Records to use:
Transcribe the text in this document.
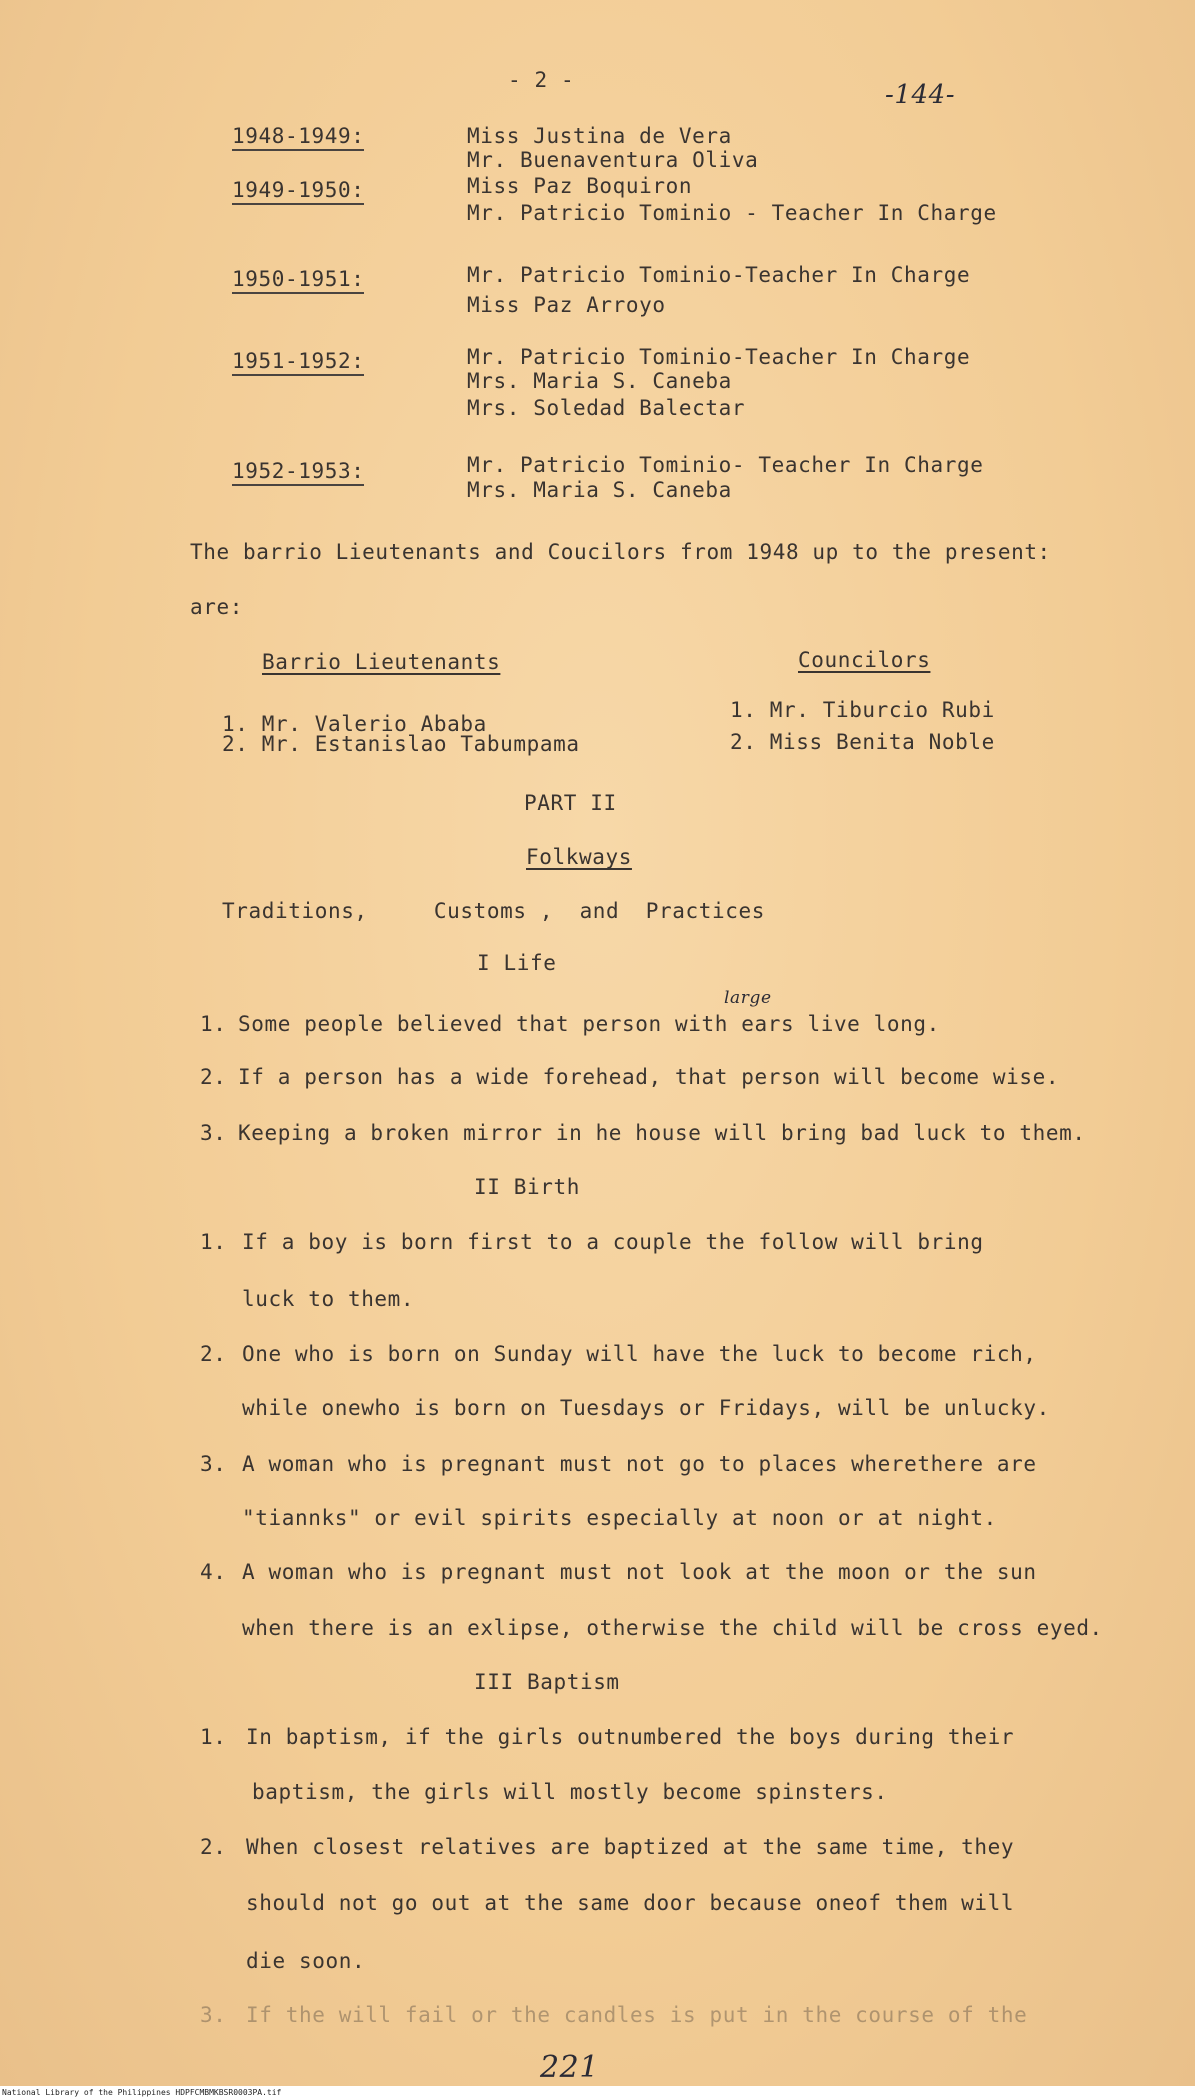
- 2 -	-144-
1948-1949:	Miss Justina de Vera
Mr. Buenaventura Oliva
1949-1950:	Miss Paz Boquiron
Mr. Patricio Tominio - Teacher In Charge
1950-1951:	Mr. Patricio Tominio-Teacher In Charge
Miss Paz Arroyo
1951-1952:	Mr. Patricio Tominio-Teacher In Charge
Mrs. Maria S. Caneba
Mrs. Soledad Balectar
1952-1953:	Mr. Patricio Tominio- Teacher In Charge
Mrs. Maria S. Caneba
The barrio Lieutenants and Coucilors from 1948 up to the present:
are:
Barrio Lieutenants
1. Mr. Valerio Ababa
2. Mr. Estanislao Tabumpama
Councilors
1. Mr. Tiburcio Rubi
2. Miss Benita Noble
PART II
Folkways
Traditions,     Customs ,  and  Practices
I Life
1. Some people believed that person with ears live long.
large
2. If a person has a wide forehead, that person will become wise.
3. Keeping a broken mirror in he house will bring bad luck to them.
II Birth
1. If a boy is born first to a couple the follow will bring
luck to them.
2. One who is born on Sunday will have the luck to become rich,
while onewho is born on Tuesdays or Fridays, will be unlucky.
3. A woman who is pregnant must not go to places wherethere are
"tiannks" or evil spirits especially at noon or at night.
4. A woman who is pregnant must not look at the moon or the sun
when there is an exlipse, otherwise the child will be cross eyed.
III Baptism
1. In baptism, if the girls outnumbered the boys during their
baptism, the girls will mostly become spinsters.
2. When closest relatives are baptized at the same time, they
should not go out at the same door because oneof them will
die soon.
3. If the will fail or the candles is put in the course of the
221
National Library of the Philippines HDPFCMBMKBSR0003PA.tif
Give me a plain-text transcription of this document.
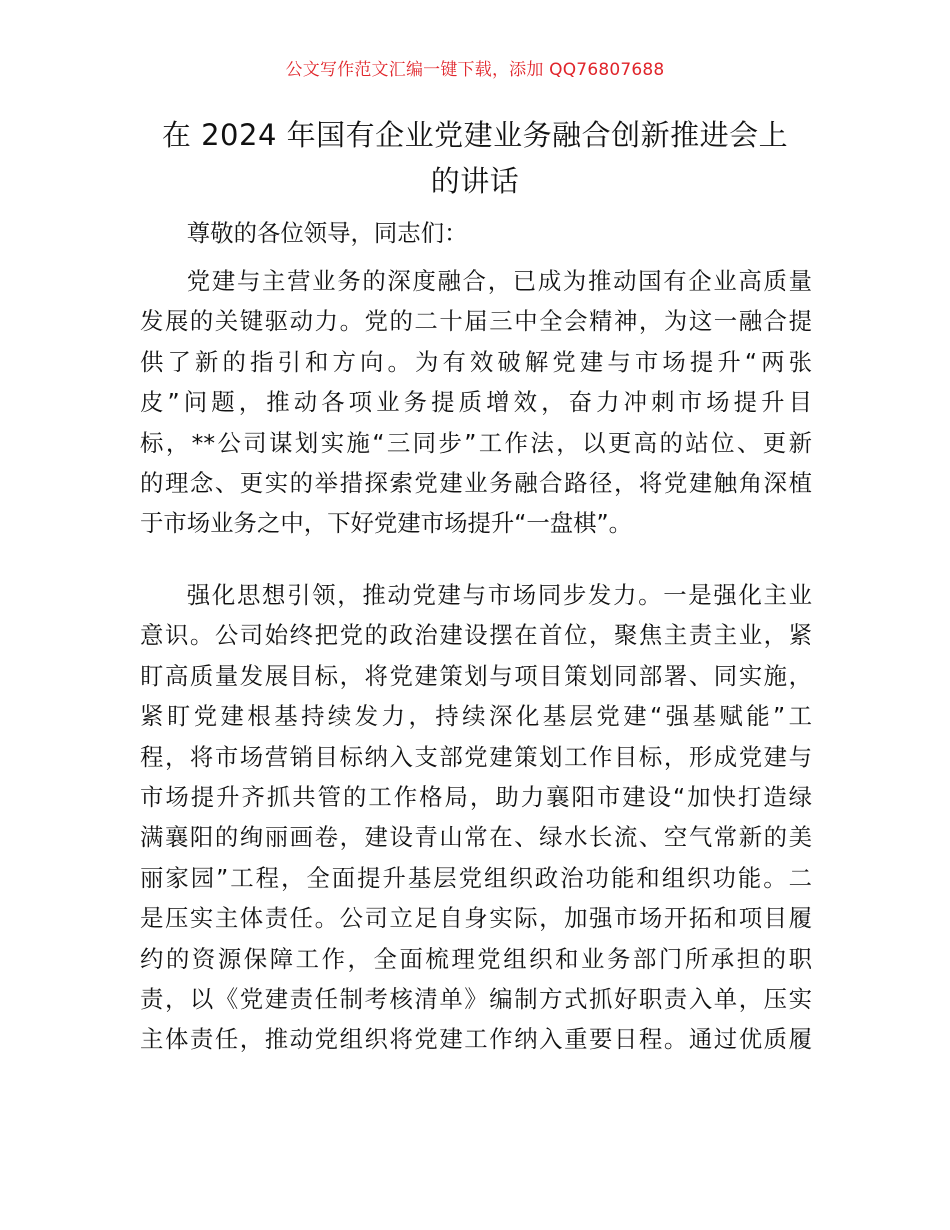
公文写作范文汇编一键下载，添加 QQ76807688
在 2024 年国有企业党建业务融合创新推进会上
的讲话

尊敬的各位领导，同志们：

党建与主营业务的深度融合，已成为推动国有企业高质量
发展的关键驱动力。党的二十届三中全会精神，为这一融合提
供了新的指引和方向。为有效破解党建与市场提升“两张
皮”问题，推动各项业务提质增效，奋力冲刺市场提升目
标，**公司谋划实施“三同步”工作法，以更高的站位、更新
的理念、更实的举措探索党建业务融合路径，将党建触角深植
于市场业务之中，下好党建市场提升“一盘棋”。
强化思想引领，推动党建与市场同步发力。一是强化主业
意识。公司始终把党的政治建设摆在首位，聚焦主责主业，紧
盯高质量发展目标，将党建策划与项目策划同部署、同实施，
紧盯党建根基持续发力，持续深化基层党建“强基赋能”工
程，将市场营销目标纳入支部党建策划工作目标，形成党建与
市场提升齐抓共管的工作格局，助力襄阳市建设“加快打造绿
满襄阳的绚丽画卷，建设青山常在、绿水长流、空气常新的美
丽家园”工程，全面提升基层党组织政治功能和组织功能。二
是压实主体责任。公司立足自身实际，加强市场开拓和项目履
约的资源保障工作，全面梳理党组织和业务部门所承担的职
责，以《党建责任制考核清单》编制方式抓好职责入单，压实
主体责任，推动党组织将党建工作纳入重要日程。通过优质履
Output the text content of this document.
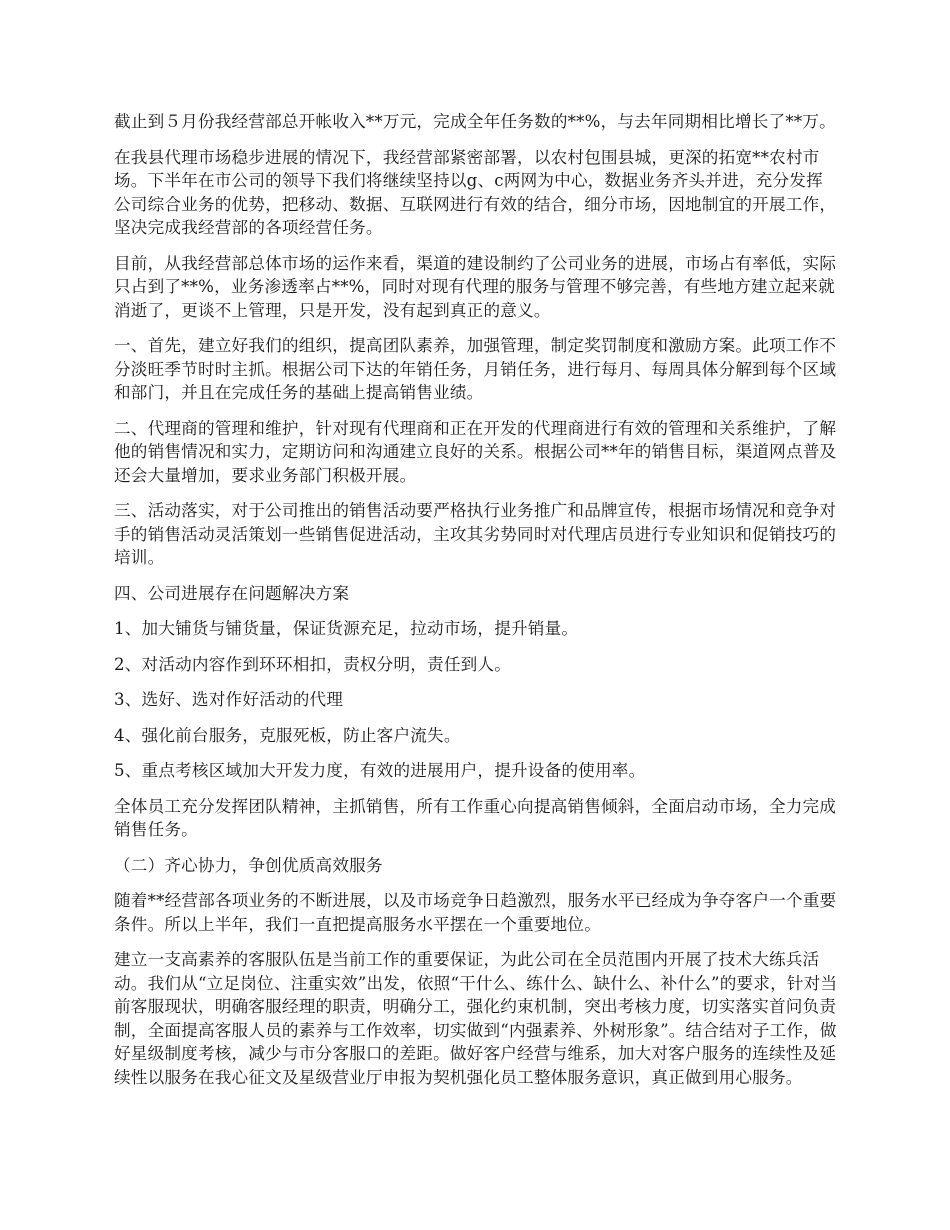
截止到５月份我经营部总开帐收入**万元，完成全年任务数的**%，与去年同期相比增长了**万。

在我县代理市场稳步进展的情况下，我经营部紧密部署，以农村包围县城，更深的拓宽**农村市场。下半年在市公司的领导下我们将继续坚持以g、c两网为中心，数据业务齐头并进，充分发挥公司综合业务的优势，把移动、数据、互联网进行有效的结合，细分市场，因地制宜的开展工作，坚决完成我经营部的各项经营任务。

目前，从我经营部总体市场的运作来看，渠道的建设制约了公司业务的进展，市场占有率低，实际只占到了**%，业务渗透率占**%，同时对现有代理的服务与管理不够完善，有些地方建立起来就消逝了，更谈不上管理，只是开发，没有起到真正的意义。

一、首先，建立好我们的组织，提高团队素养，加强管理，制定奖罚制度和激励方案。此项工作不分淡旺季节时时主抓。根据公司下达的年销任务，月销任务，进行每月、每周具体分解到每个区域和部门，并且在完成任务的基础上提高销售业绩。

二、代理商的管理和维护，针对现有代理商和正在开发的代理商进行有效的管理和关系维护，了解他的销售情况和实力，定期访问和沟通建立良好的关系。根据公司**年的销售目标，渠道网点普及还会大量增加，要求业务部门积极开展。

三、活动落实，对于公司推出的销售活动要严格执行业务推广和品牌宣传，根据市场情况和竞争对手的销售活动灵活策划一些销售促进活动，主攻其劣势同时对代理店员进行专业知识和促销技巧的培训。

四、公司进展存在问题解决方案

1、加大铺货与铺货量，保证货源充足，拉动市场，提升销量。

2、对活动内容作到环环相扣，责权分明，责任到人。

3、选好、选对作好活动的代理

4、强化前台服务，克服死板，防止客户流失。

5、重点考核区域加大开发力度，有效的进展用户，提升设备的使用率。

全体员工充分发挥团队精神，主抓销售，所有工作重心向提高销售倾斜，全面启动市场，全力完成销售任务。

（二）齐心协力，争创优质高效服务

随着**经营部各项业务的不断进展，以及市场竞争日趋激烈，服务水平已经成为争夺客户一个重要条件。所以上半年，我们一直把提高服务水平摆在一个重要地位。

建立一支高素养的客服队伍是当前工作的重要保证，为此公司在全员范围内开展了技术大练兵活动。我们从“立足岗位、注重实效”出发，依照“干什么、练什么、缺什么、补什么”的要求，针对当前客服现状，明确客服经理的职责，明确分工，强化约束机制，突出考核力度，切实落实首问负责制，全面提高客服人员的素养与工作效率，切实做到“内强素养、外树形象”。结合结对子工作，做好星级制度考核，减少与市分客服口的差距。做好客户经营与维系，加大对客户服务的连续性及延续性以服务在我心征文及星级营业厅申报为契机强化员工整体服务意识，真正做到用心服务。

What is needed: All of the material above is to be copied exactly, except for its images.

Final answer:
Transcribe the text in this document.
- 2 -	-144-
1948-1949:	Miss Justina de Vera
Mr. Buenaventura Oliva
1949-1950:	Miss Paz Boquiron
Mr. Patricio Tominio - Teacher In Charge
1950-1951:	Mr. Patricio Tominio-Teacher In Charge
Miss Paz Arroyo
1951-1952:	Mr. Patricio Tominio-Teacher In Charge
Mrs. Maria S. Caneba
Mrs. Soledad Balectar
1952-1953:	Mr. Patricio Tominio- Teacher In Charge
Mrs. Maria S. Caneba
The barrio Lieutenants and Coucilors from 1948 up to the present:
are:
Barrio Lieutenants
1. Mr. Valerio Ababa
2. Mr. Estanislao Tabumpama
Councilors
1. Mr. Tiburcio Rubi
2. Miss Benita Noble
PART II
Folkways
Traditions,     Customs ,  and  Practices
I Life
1. Some people believed that person with ears live long.
large
2. If a person has a wide forehead, that person will become wise.
3. Keeping a broken mirror in he house will bring bad luck to them.
II Birth
1. If a boy is born first to a couple the follow will bring
luck to them.
2. One who is born on Sunday will have the luck to become rich,
while onewho is born on Tuesdays or Fridays, will be unlucky.
3. A woman who is pregnant must not go to places wherethere are
"tiannks" or evil spirits especially at noon or at night.
4. A woman who is pregnant must not look at the moon or the sun
when there is an exlipse, otherwise the child will be cross eyed.
III Baptism
1. In baptism, if the girls outnumbered the boys during their
baptism, the girls will mostly become spinsters.
2. When closest relatives are baptized at the same time, they
should not go out at the same door because oneof them will
die soon.
3. If the will fail or the candles is put in the course of the
221
National Library of the Philippines HDPFCMBMKBSR0003PA.tif
Give me a plain-text transcription of this document.
公文写作范文汇编一键下载，添加 QQ76807688
在 2024 年国有企业党建业务融合创新推进会上
的讲话

尊敬的各位领导，同志们：

党建与主营业务的深度融合，已成为推动国有企业高质量
发展的关键驱动力。党的二十届三中全会精神，为这一融合提
供了新的指引和方向。为有效破解党建与市场提升“两张
皮”问题，推动各项业务提质增效，奋力冲刺市场提升目
标，**公司谋划实施“三同步”工作法，以更高的站位、更新
的理念、更实的举措探索党建业务融合路径，将党建触角深植
于市场业务之中，下好党建市场提升“一盘棋”。
强化思想引领，推动党建与市场同步发力。一是强化主业
意识。公司始终把党的政治建设摆在首位，聚焦主责主业，紧
盯高质量发展目标，将党建策划与项目策划同部署、同实施，
紧盯党建根基持续发力，持续深化基层党建“强基赋能”工
程，将市场营销目标纳入支部党建策划工作目标，形成党建与
市场提升齐抓共管的工作格局，助力襄阳市建设“加快打造绿
满襄阳的绚丽画卷，建设青山常在、绿水长流、空气常新的美
丽家园”工程，全面提升基层党组织政治功能和组织功能。二
是压实主体责任。公司立足自身实际，加强市场开拓和项目履
约的资源保障工作，全面梳理党组织和业务部门所承担的职
责，以《党建责任制考核清单》编制方式抓好职责入单，压实
主体责任，推动党组织将党建工作纳入重要日程。通过优质履
Output the text content of this document.
截止到５月份我经营部总开帐收入**万元，完成全年任务数的**%，与去年同期相比增长了**万。

在我县代理市场稳步进展的情况下，我经营部紧密部署，以农村包围县城，更深的拓宽**农村市场。下半年在市公司的领导下我们将继续坚持以g、c两网为中心，数据业务齐头并进，充分发挥公司综合业务的优势，把移动、数据、互联网进行有效的结合，细分市场，因地制宜的开展工作，坚决完成我经营部的各项经营任务。

目前，从我经营部总体市场的运作来看，渠道的建设制约了公司业务的进展，市场占有率低，实际只占到了**%，业务渗透率占**%，同时对现有代理的服务与管理不够完善，有些地方建立起来就消逝了，更谈不上管理，只是开发，没有起到真正的意义。

一、首先，建立好我们的组织，提高团队素养，加强管理，制定奖罚制度和激励方案。此项工作不分淡旺季节时时主抓。根据公司下达的年销任务，月销任务，进行每月、每周具体分解到每个区域和部门，并且在完成任务的基础上提高销售业绩。

二、代理商的管理和维护，针对现有代理商和正在开发的代理商进行有效的管理和关系维护，了解他的销售情况和实力，定期访问和沟通建立良好的关系。根据公司**年的销售目标，渠道网点普及还会大量增加，要求业务部门积极开展。

三、活动落实，对于公司推出的销售活动要严格执行业务推广和品牌宣传，根据市场情况和竞争对手的销售活动灵活策划一些销售促进活动，主攻其劣势同时对代理店员进行专业知识和促销技巧的培训。

四、公司进展存在问题解决方案

1、加大铺货与铺货量，保证货源充足，拉动市场，提升销量。

2、对活动内容作到环环相扣，责权分明，责任到人。

3、选好、选对作好活动的代理

4、强化前台服务，克服死板，防止客户流失。

5、重点考核区域加大开发力度，有效的进展用户，提升设备的使用率。

全体员工充分发挥团队精神，主抓销售，所有工作重心向提高销售倾斜，全面启动市场，全力完成销售任务。

（二）齐心协力，争创优质高效服务

随着**经营部各项业务的不断进展，以及市场竞争日趋激烈，服务水平已经成为争夺客户一个重要条件。所以上半年，我们一直把提高服务水平摆在一个重要地位。

建立一支高素养的客服队伍是当前工作的重要保证，为此公司在全员范围内开展了技术大练兵活动。我们从“立足岗位、注重实效”出发，依照“干什么、练什么、缺什么、补什么”的要求，针对当前客服现状，明确客服经理的职责，明确分工，强化约束机制，突出考核力度，切实落实首问负责制，全面提高客服人员的素养与工作效率，切实做到“内强素养、外树形象”。结合结对子工作，做好星级制度考核，减少与市分客服口的差距。做好客户经营与维系，加大对客户服务的连续性及延续性以服务在我心征文及星级营业厅申报为契机强化员工整体服务意识，真正做到用心服务。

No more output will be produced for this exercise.